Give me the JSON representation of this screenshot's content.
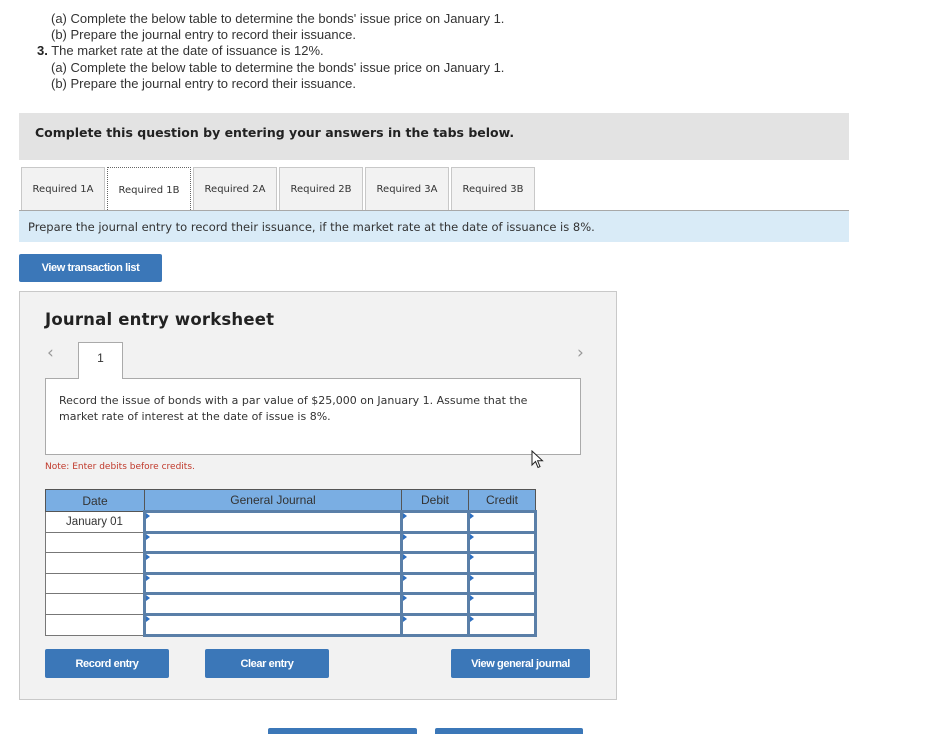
{
  "intro": {
    "line_2a": "(a) Complete the below table to determine the bonds' issue price on January 1.",
    "line_2b": "(b) Prepare the journal entry to record their issuance.",
    "item3_number": "3.",
    "item3_text": "The market rate at the date of issuance is 12%.",
    "line_3a": "(a) Complete the below table to determine the bonds' issue price on January 1.",
    "line_3b": "(b) Prepare the journal entry to record their issuance."
  },
  "banner": "Complete this question by entering your answers in the tabs below.",
  "tabs": [
    {
      "label": "Required 1A",
      "active": false
    },
    {
      "label": "Required 1B",
      "active": true
    },
    {
      "label": "Required 2A",
      "active": false
    },
    {
      "label": "Required 2B",
      "active": false
    },
    {
      "label": "Required 3A",
      "active": false
    },
    {
      "label": "Required 3B",
      "active": false
    }
  ],
  "instruction": "Prepare the journal entry to record their issuance, if the market rate at the date of issuance is 8%.",
  "buttons": {
    "view_transaction_list": "View transaction list",
    "record_entry": "Record entry",
    "clear_entry": "Clear entry",
    "view_general_journal": "View general journal"
  },
  "worksheet": {
    "title": "Journal entry worksheet",
    "prev_icon": "‹",
    "next_icon": "›",
    "page": "1",
    "description": "Record the issue of bonds with a par value of $25,000 on January 1. Assume that the market rate of interest at the date of issue is 8%.",
    "note": "Note: Enter debits before credits.",
    "table": {
      "headers": [
        "Date",
        "General Journal",
        "Debit",
        "Credit"
      ],
      "rows": [
        {
          "date": "January 01",
          "account": "",
          "debit": "",
          "credit": ""
        },
        {
          "date": "",
          "account": "",
          "debit": "",
          "credit": ""
        },
        {
          "date": "",
          "account": "",
          "debit": "",
          "credit": ""
        },
        {
          "date": "",
          "account": "",
          "debit": "",
          "credit": ""
        },
        {
          "date": "",
          "account": "",
          "debit": "",
          "credit": ""
        },
        {
          "date": "",
          "account": "",
          "debit": "",
          "credit": ""
        }
      ]
    }
  },
  "colors": {
    "button": "#3b77b8",
    "table_header": "#7aaee3",
    "instruction_bg": "#d9ebf7",
    "note": "#c0392b"
  }
}
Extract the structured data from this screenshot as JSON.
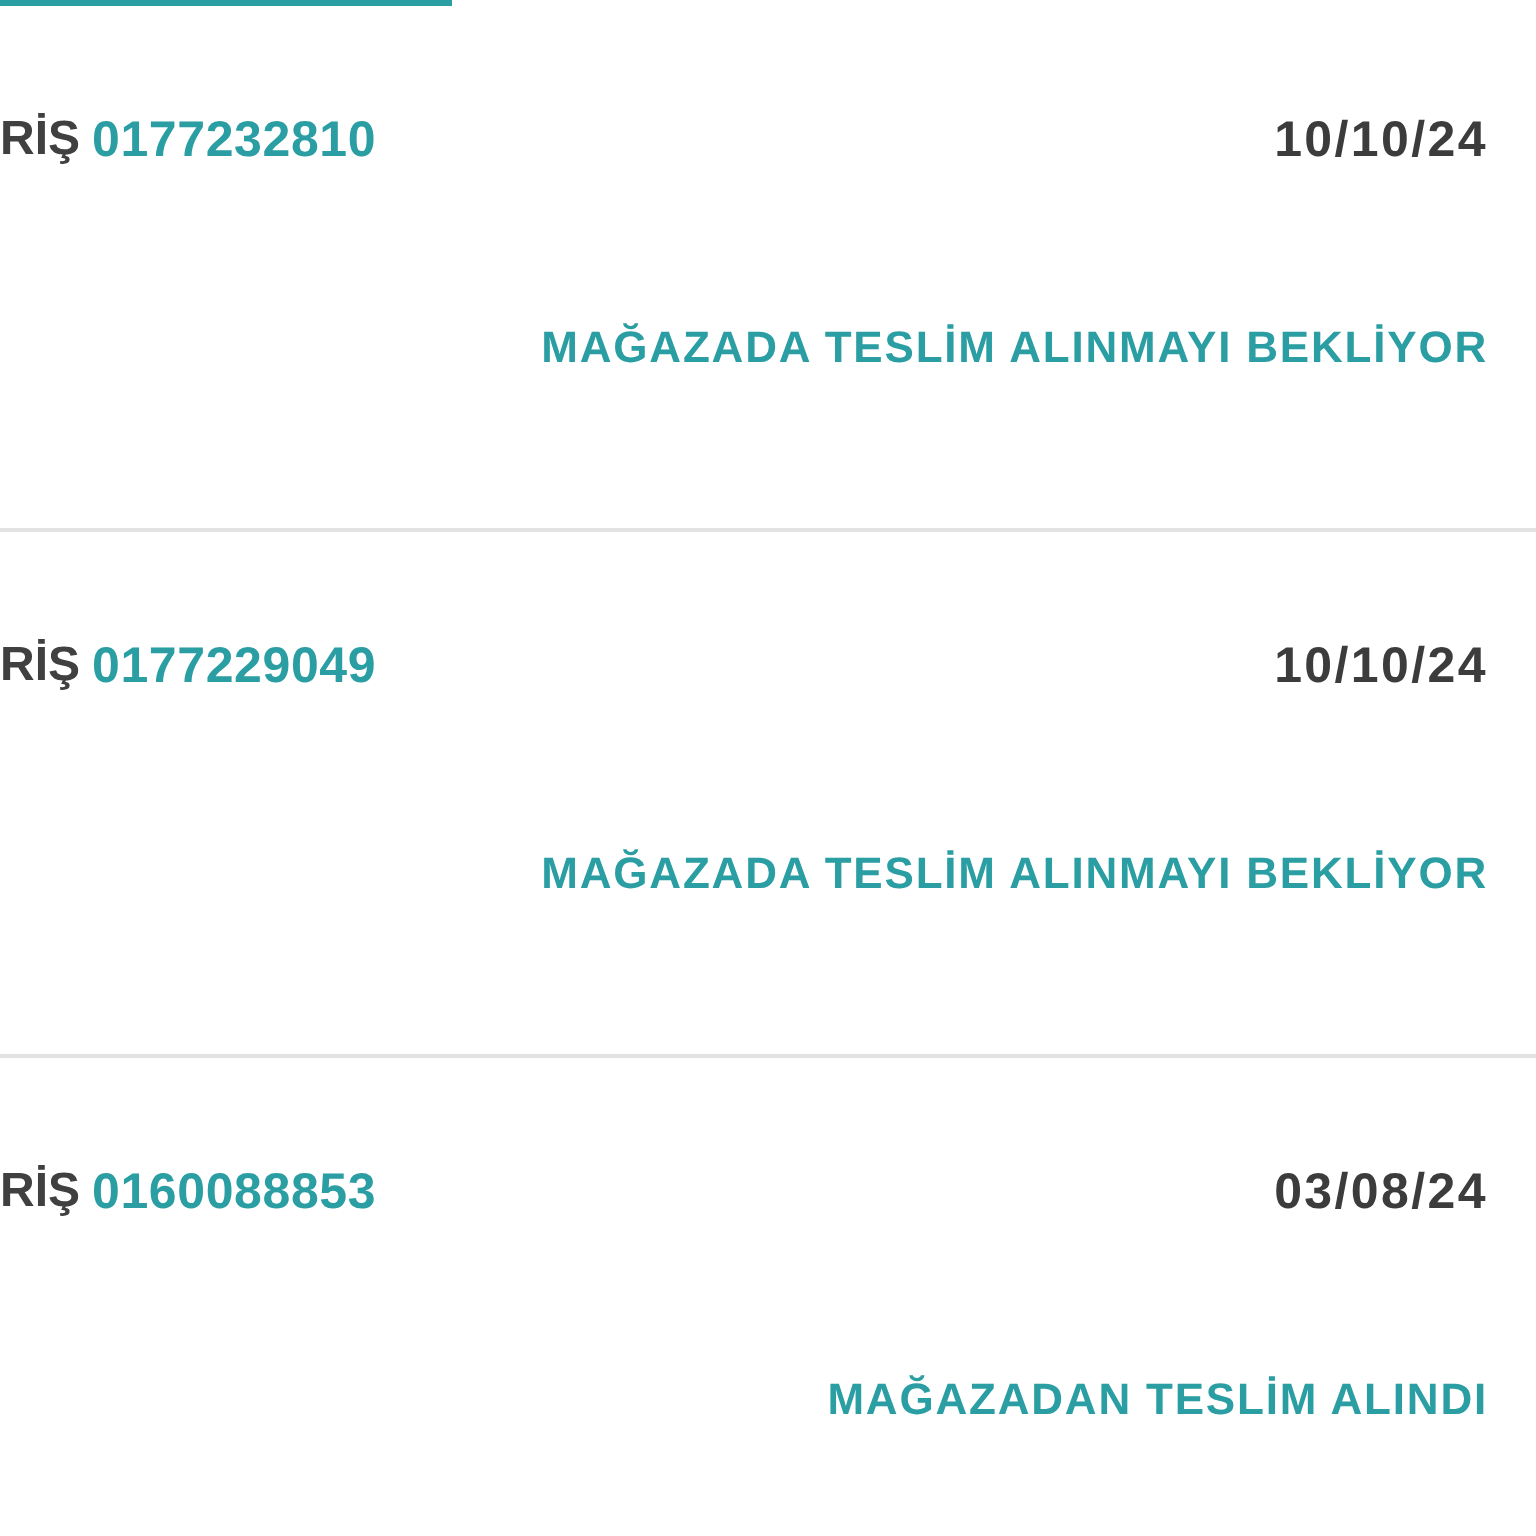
{
  "orders": [
    {
      "label": "RİŞ",
      "number": "0177232810",
      "date": "10/10/24",
      "status": "MAĞAZADA TESLİM ALINMAYI BEKLİYOR"
    },
    {
      "label": "RİŞ",
      "number": "0177229049",
      "date": "10/10/24",
      "status": "MAĞAZADA TESLİM ALINMAYI BEKLİYOR"
    },
    {
      "label": "RİŞ",
      "number": "0160088853",
      "date": "03/08/24",
      "status": "MAĞAZADAN TESLİM ALINDI"
    }
  ]
}
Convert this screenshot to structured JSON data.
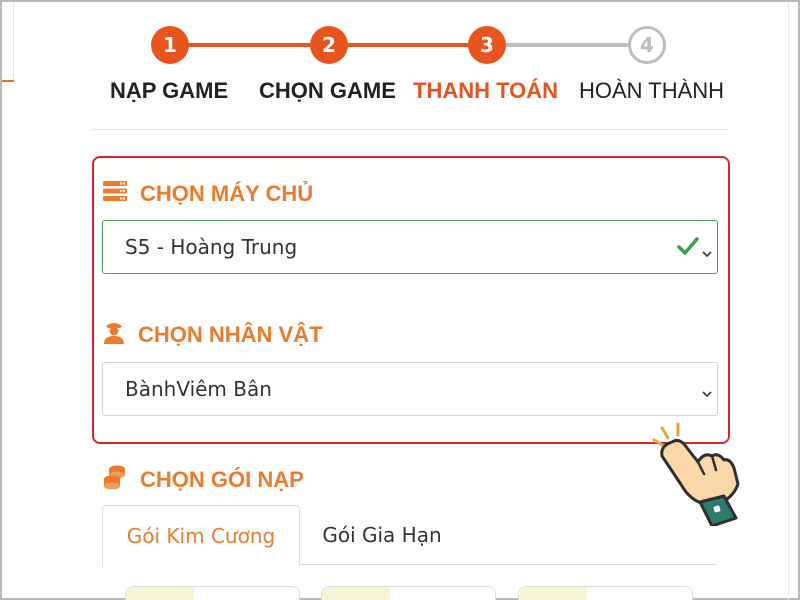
{
  "stepper": {
    "steps": [
      {
        "number": "1",
        "label": "NẠP GAME",
        "state": "done"
      },
      {
        "number": "2",
        "label": "CHỌN GAME",
        "state": "done"
      },
      {
        "number": "3",
        "label": "THANH TOÁN",
        "state": "current"
      },
      {
        "number": "4",
        "label": "HOÀN THÀNH",
        "state": "pending"
      }
    ]
  },
  "server_section": {
    "title": "CHỌN MÁY CHỦ",
    "icon": "server-icon",
    "selected_value": "S5 - Hoàng Trung",
    "validated": true
  },
  "character_section": {
    "title": "CHỌN NHÂN VẬT",
    "icon": "user-icon",
    "selected_value": "BànhViêm Bân"
  },
  "package_section": {
    "title": "CHỌN GÓI NẠP",
    "icon": "coins-icon",
    "tabs": [
      {
        "label": "Gói Kim Cương",
        "active": true
      },
      {
        "label": "Gói Gia Hạn",
        "active": false
      }
    ]
  },
  "colors": {
    "accent": "#e8541d",
    "section_title": "#ec7b2c",
    "highlight_border": "#d9262c",
    "valid": "#3ea049",
    "inactive": "#bdbdbd"
  }
}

Written instruction
Drop the images and quote the entries word for word.

Correct response
Give me the JSON representation of this screenshot's content.
{
  "intro": {
    "line_2a": "(a) Complete the below table to determine the bonds' issue price on January 1.",
    "line_2b": "(b) Prepare the journal entry to record their issuance.",
    "item3_number": "3.",
    "item3_text": "The market rate at the date of issuance is 12%.",
    "line_3a": "(a) Complete the below table to determine the bonds' issue price on January 1.",
    "line_3b": "(b) Prepare the journal entry to record their issuance."
  },
  "banner": "Complete this question by entering your answers in the tabs below.",
  "tabs": [
    {
      "label": "Required 1A",
      "active": false
    },
    {
      "label": "Required 1B",
      "active": true
    },
    {
      "label": "Required 2A",
      "active": false
    },
    {
      "label": "Required 2B",
      "active": false
    },
    {
      "label": "Required 3A",
      "active": false
    },
    {
      "label": "Required 3B",
      "active": false
    }
  ],
  "instruction": "Prepare the journal entry to record their issuance, if the market rate at the date of issuance is 8%.",
  "buttons": {
    "view_transaction_list": "View transaction list",
    "record_entry": "Record entry",
    "clear_entry": "Clear entry",
    "view_general_journal": "View general journal"
  },
  "worksheet": {
    "title": "Journal entry worksheet",
    "prev_icon": "‹",
    "next_icon": "›",
    "page": "1",
    "description": "Record the issue of bonds with a par value of $25,000 on January 1. Assume that the market rate of interest at the date of issue is 8%.",
    "note": "Note: Enter debits before credits.",
    "table": {
      "headers": [
        "Date",
        "General Journal",
        "Debit",
        "Credit"
      ],
      "rows": [
        {
          "date": "January 01",
          "account": "",
          "debit": "",
          "credit": ""
        },
        {
          "date": "",
          "account": "",
          "debit": "",
          "credit": ""
        },
        {
          "date": "",
          "account": "",
          "debit": "",
          "credit": ""
        },
        {
          "date": "",
          "account": "",
          "debit": "",
          "credit": ""
        },
        {
          "date": "",
          "account": "",
          "debit": "",
          "credit": ""
        },
        {
          "date": "",
          "account": "",
          "debit": "",
          "credit": ""
        }
      ]
    }
  },
  "colors": {
    "button": "#3b77b8",
    "table_header": "#7aaee3",
    "instruction_bg": "#d9ebf7",
    "note": "#c0392b"
  }
}
Extract the structured data from this screenshot as JSON.
{
  "orders": [
    {
      "label": "RİŞ",
      "number": "0177232810",
      "date": "10/10/24",
      "status": "MAĞAZADA TESLİM ALINMAYI BEKLİYOR"
    },
    {
      "label": "RİŞ",
      "number": "0177229049",
      "date": "10/10/24",
      "status": "MAĞAZADA TESLİM ALINMAYI BEKLİYOR"
    },
    {
      "label": "RİŞ",
      "number": "0160088853",
      "date": "03/08/24",
      "status": "MAĞAZADAN TESLİM ALINDI"
    }
  ]
}
Convert this screenshot to structured JSON data.
{
  "stepper": {
    "steps": [
      {
        "number": "1",
        "label": "NẠP GAME",
        "state": "done"
      },
      {
        "number": "2",
        "label": "CHỌN GAME",
        "state": "done"
      },
      {
        "number": "3",
        "label": "THANH TOÁN",
        "state": "current"
      },
      {
        "number": "4",
        "label": "HOÀN THÀNH",
        "state": "pending"
      }
    ]
  },
  "server_section": {
    "title": "CHỌN MÁY CHỦ",
    "icon": "server-icon",
    "selected_value": "S5 - Hoàng Trung",
    "validated": true
  },
  "character_section": {
    "title": "CHỌN NHÂN VẬT",
    "icon": "user-icon",
    "selected_value": "BànhViêm Bân"
  },
  "package_section": {
    "title": "CHỌN GÓI NẠP",
    "icon": "coins-icon",
    "tabs": [
      {
        "label": "Gói Kim Cương",
        "active": true
      },
      {
        "label": "Gói Gia Hạn",
        "active": false
      }
    ]
  },
  "colors": {
    "accent": "#e8541d",
    "section_title": "#ec7b2c",
    "highlight_border": "#d9262c",
    "valid": "#3ea049",
    "inactive": "#bdbdbd"
  }
}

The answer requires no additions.